Collected data entries:
────────

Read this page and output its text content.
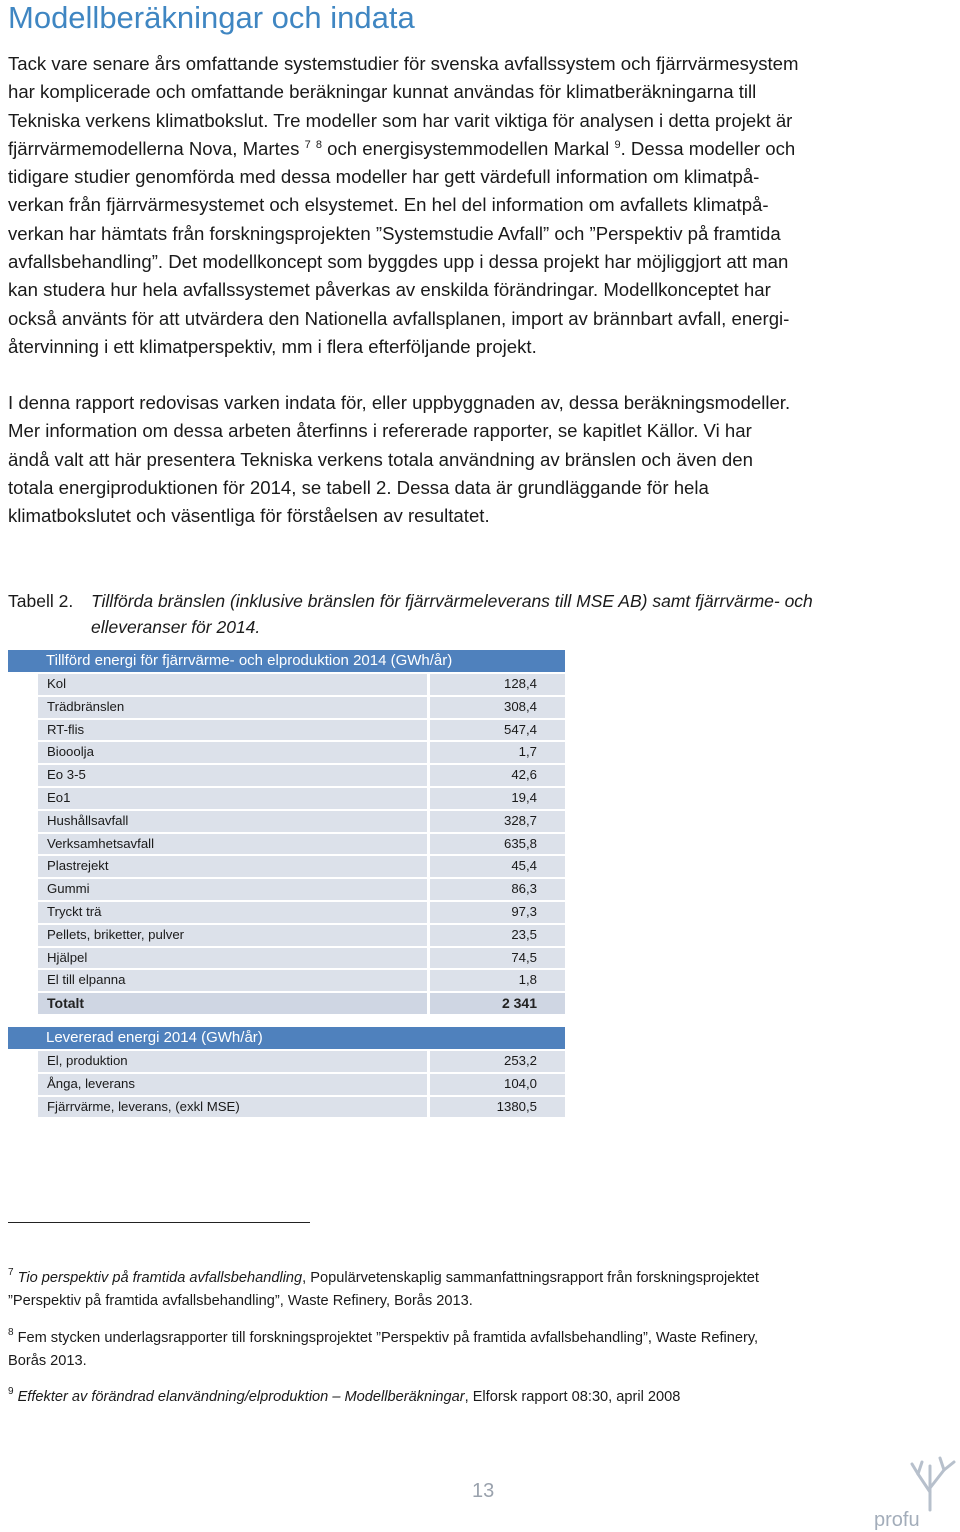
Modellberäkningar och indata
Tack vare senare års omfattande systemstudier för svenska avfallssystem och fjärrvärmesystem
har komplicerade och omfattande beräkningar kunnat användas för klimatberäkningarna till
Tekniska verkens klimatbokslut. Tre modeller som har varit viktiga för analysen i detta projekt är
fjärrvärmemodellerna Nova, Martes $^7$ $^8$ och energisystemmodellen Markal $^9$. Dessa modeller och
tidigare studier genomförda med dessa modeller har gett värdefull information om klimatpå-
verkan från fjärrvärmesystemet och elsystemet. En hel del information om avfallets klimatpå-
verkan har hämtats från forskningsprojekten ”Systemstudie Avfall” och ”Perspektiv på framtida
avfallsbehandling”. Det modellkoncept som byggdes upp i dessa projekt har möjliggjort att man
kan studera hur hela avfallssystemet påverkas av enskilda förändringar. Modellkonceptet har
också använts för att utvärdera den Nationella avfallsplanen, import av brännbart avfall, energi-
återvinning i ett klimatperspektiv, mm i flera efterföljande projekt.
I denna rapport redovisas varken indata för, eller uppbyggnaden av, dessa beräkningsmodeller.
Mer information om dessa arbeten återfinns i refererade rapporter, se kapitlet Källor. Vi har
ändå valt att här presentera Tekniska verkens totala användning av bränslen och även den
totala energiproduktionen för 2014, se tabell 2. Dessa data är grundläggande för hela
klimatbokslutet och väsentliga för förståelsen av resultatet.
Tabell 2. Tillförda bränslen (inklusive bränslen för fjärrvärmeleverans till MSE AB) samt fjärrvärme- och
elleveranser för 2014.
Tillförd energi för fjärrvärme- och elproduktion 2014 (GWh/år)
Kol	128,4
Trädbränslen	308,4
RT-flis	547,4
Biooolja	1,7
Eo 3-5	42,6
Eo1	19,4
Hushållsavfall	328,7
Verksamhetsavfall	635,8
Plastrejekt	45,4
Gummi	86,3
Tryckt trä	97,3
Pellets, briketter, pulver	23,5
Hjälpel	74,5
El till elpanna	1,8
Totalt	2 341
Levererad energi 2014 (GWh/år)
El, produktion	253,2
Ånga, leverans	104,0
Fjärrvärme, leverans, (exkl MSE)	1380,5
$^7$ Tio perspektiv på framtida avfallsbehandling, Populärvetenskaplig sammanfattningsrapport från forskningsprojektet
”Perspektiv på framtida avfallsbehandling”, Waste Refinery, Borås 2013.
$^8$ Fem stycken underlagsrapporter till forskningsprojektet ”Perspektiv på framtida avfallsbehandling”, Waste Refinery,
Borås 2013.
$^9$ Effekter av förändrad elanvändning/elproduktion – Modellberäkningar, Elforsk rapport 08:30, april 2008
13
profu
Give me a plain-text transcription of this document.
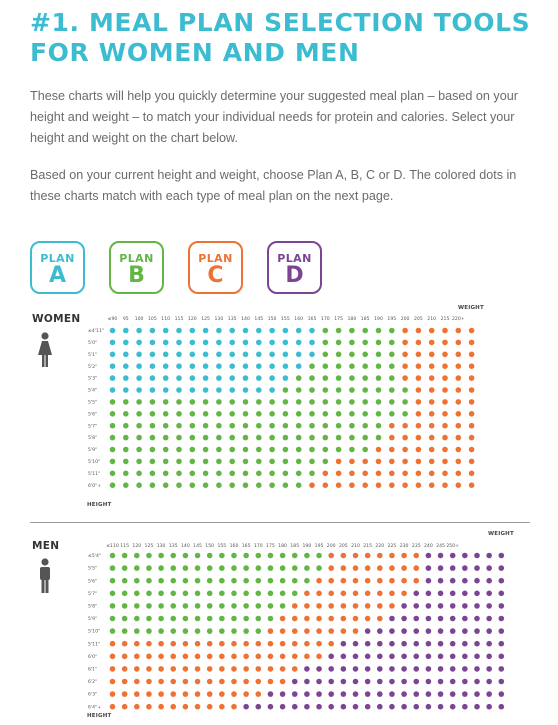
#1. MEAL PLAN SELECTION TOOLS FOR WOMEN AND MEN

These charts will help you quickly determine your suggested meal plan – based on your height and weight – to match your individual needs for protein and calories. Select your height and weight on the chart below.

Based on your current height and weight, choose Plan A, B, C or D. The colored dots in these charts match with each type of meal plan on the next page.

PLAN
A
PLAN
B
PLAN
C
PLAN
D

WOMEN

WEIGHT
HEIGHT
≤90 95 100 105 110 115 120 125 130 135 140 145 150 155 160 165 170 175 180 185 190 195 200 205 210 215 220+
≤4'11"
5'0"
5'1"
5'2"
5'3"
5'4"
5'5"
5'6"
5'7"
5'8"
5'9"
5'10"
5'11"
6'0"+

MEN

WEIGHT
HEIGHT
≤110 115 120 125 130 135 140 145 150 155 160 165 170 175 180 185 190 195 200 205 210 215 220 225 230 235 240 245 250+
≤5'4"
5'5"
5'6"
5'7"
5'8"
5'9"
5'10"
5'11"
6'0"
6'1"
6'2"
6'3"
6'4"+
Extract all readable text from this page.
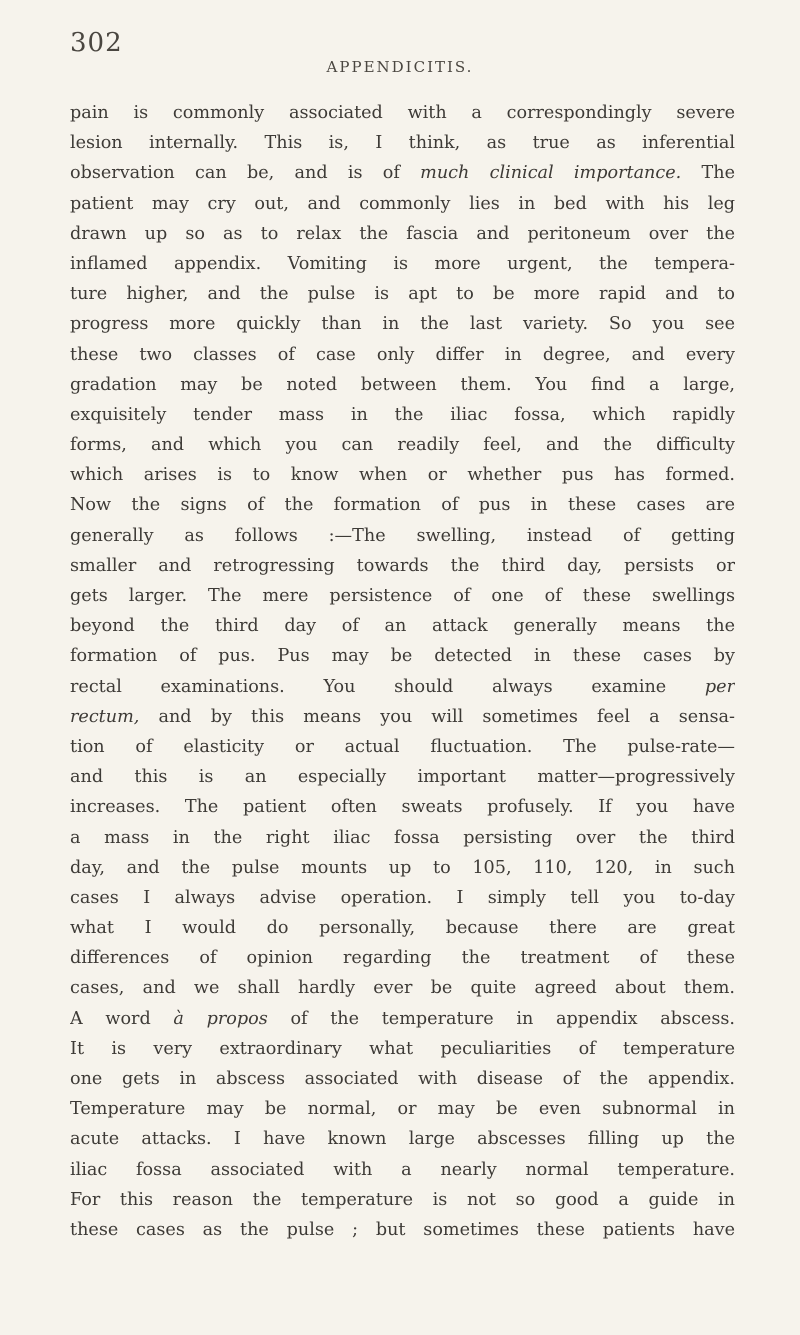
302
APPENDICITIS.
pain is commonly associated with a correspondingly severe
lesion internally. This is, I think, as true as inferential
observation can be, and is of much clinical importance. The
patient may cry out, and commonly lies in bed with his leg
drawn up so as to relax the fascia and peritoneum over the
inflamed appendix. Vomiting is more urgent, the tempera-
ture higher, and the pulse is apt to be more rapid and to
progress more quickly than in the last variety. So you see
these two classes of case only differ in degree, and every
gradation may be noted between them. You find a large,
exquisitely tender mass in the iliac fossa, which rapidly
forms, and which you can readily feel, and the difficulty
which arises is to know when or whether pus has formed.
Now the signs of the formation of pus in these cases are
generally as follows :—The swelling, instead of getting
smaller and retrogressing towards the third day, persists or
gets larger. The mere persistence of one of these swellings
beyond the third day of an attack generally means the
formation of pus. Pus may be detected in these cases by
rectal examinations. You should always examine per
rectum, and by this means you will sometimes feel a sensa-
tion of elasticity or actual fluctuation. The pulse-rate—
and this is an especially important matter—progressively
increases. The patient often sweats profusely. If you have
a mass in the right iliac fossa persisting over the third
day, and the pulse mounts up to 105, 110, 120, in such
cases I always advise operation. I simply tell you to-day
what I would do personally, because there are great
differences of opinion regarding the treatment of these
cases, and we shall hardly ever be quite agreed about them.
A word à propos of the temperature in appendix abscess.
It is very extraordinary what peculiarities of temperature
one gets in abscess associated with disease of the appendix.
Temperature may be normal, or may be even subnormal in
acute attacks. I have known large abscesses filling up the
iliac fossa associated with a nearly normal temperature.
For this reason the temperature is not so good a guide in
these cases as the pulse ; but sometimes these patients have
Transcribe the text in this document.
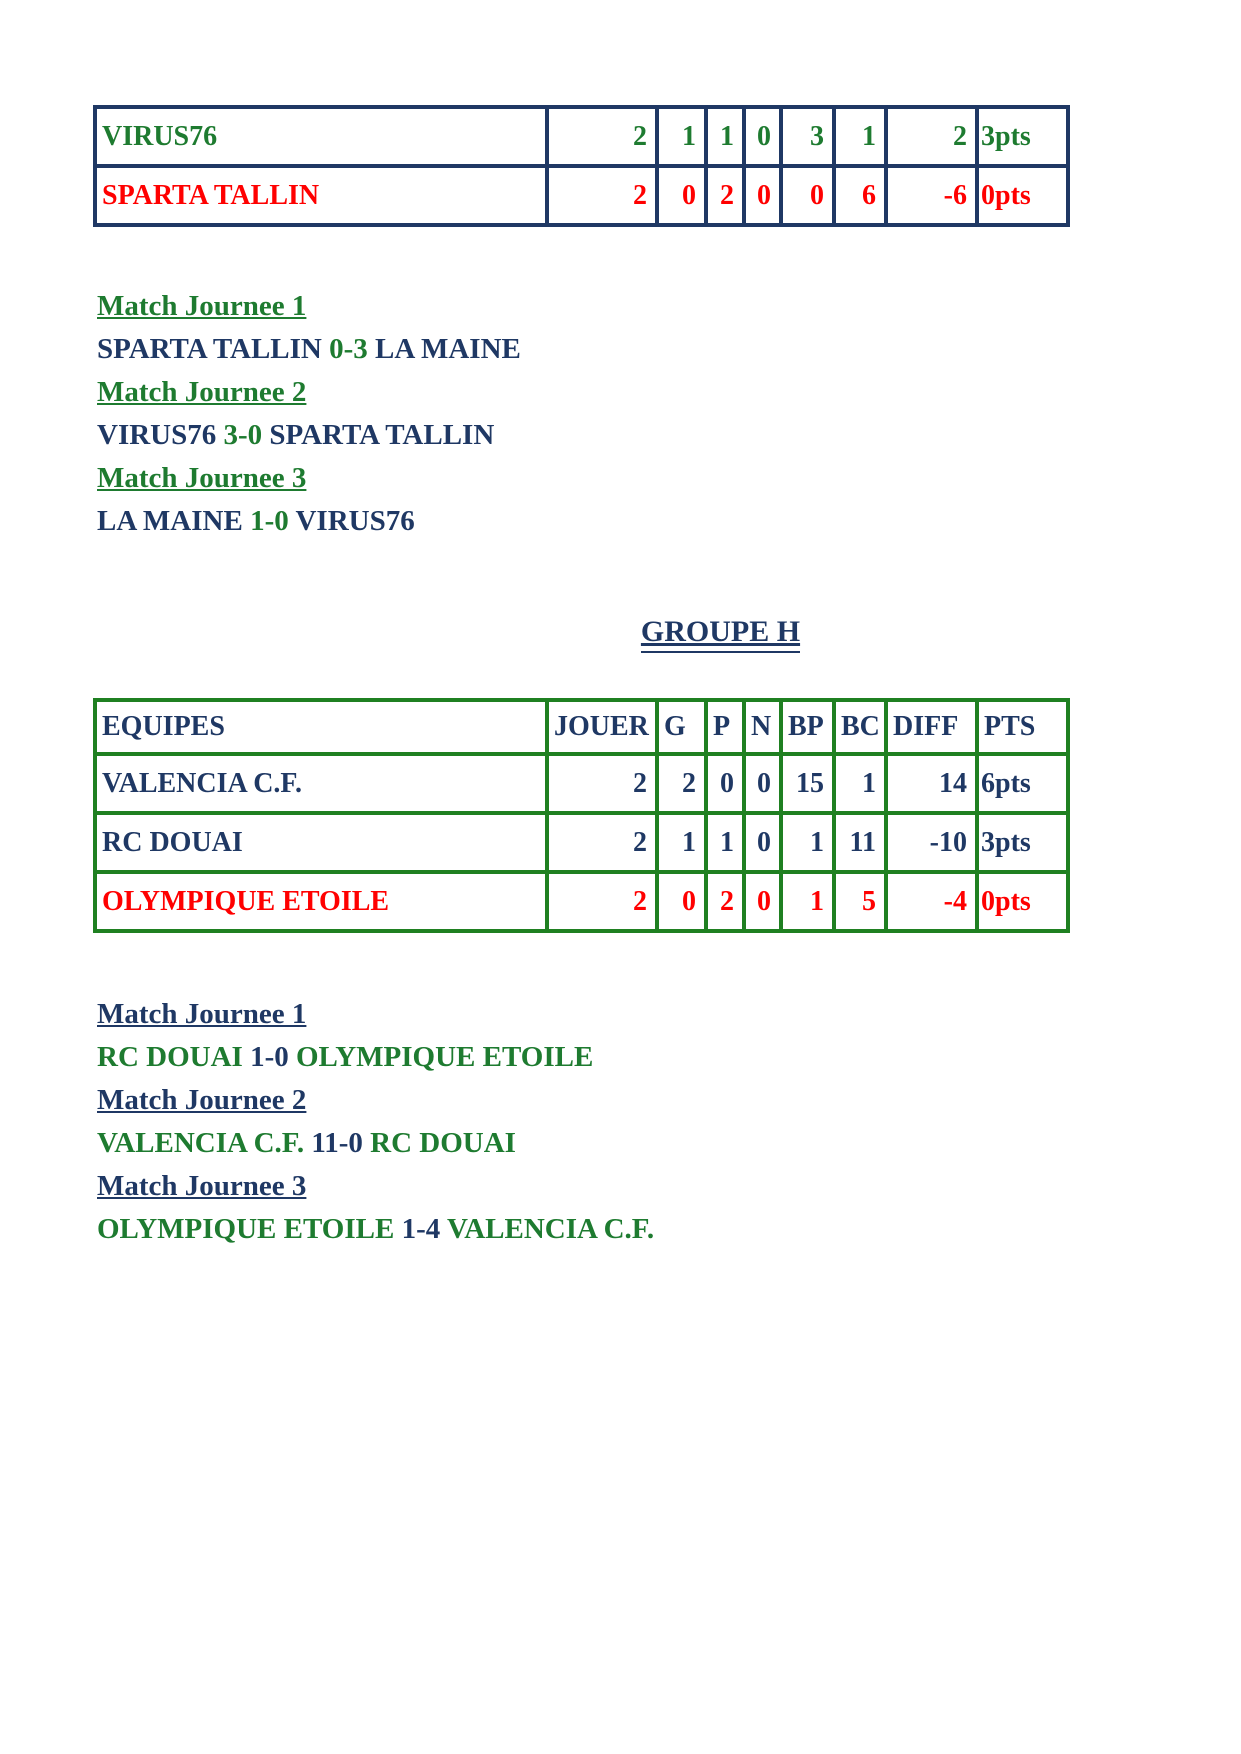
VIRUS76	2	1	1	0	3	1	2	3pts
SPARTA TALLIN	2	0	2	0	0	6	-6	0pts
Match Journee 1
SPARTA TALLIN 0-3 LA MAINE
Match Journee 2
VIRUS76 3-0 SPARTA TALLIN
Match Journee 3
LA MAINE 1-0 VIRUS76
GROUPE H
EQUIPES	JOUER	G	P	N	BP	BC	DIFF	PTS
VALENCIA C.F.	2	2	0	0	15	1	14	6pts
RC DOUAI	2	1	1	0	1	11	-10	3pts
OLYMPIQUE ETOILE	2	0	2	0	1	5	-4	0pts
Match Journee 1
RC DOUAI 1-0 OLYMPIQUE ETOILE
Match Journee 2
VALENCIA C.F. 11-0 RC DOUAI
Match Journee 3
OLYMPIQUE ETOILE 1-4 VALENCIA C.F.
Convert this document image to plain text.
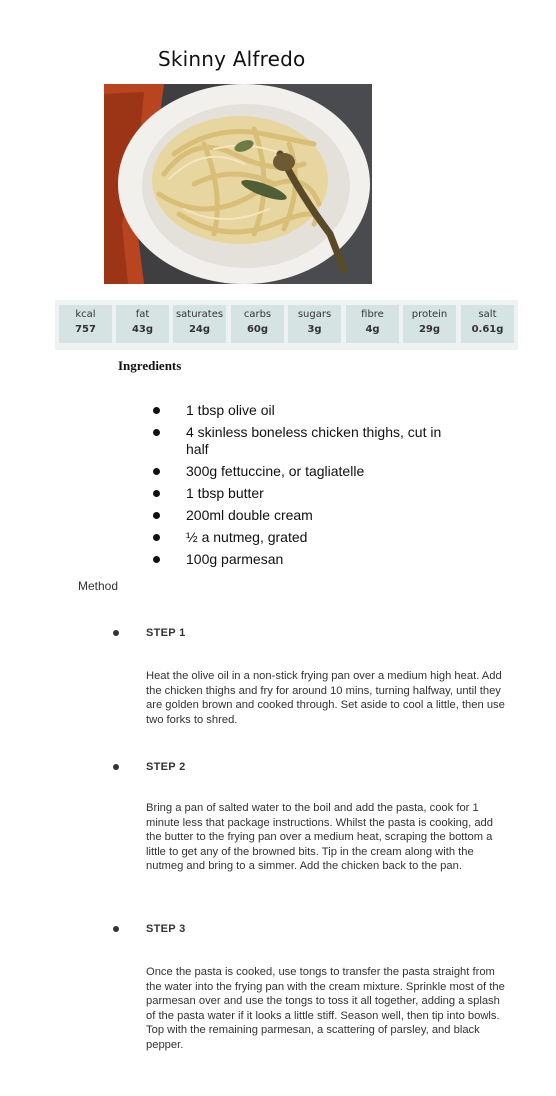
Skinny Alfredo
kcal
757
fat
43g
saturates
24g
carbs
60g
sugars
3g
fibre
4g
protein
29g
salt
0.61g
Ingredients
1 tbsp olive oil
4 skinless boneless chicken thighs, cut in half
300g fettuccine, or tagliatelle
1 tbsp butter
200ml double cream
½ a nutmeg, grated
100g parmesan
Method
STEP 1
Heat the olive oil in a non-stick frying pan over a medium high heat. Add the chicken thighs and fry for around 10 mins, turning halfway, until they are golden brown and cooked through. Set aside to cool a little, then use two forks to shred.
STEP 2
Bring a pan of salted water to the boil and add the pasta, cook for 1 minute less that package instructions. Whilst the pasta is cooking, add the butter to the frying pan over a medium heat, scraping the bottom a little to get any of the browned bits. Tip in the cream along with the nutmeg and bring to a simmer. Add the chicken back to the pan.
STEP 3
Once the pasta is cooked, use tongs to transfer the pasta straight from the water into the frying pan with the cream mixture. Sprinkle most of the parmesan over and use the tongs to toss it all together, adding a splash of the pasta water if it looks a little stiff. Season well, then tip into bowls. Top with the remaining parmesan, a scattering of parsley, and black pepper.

────────

EXERCISE PROMPT:
Go through the entries above and copy out every line that includes the word "verkens".

OUTPUT BELOW:
Tekniska verkens klimatbokslut. Tre modeller som har varit viktiga för analysen i detta projekt är
ändå valt att här presentera Tekniska verkens totala användning av bränslen och även den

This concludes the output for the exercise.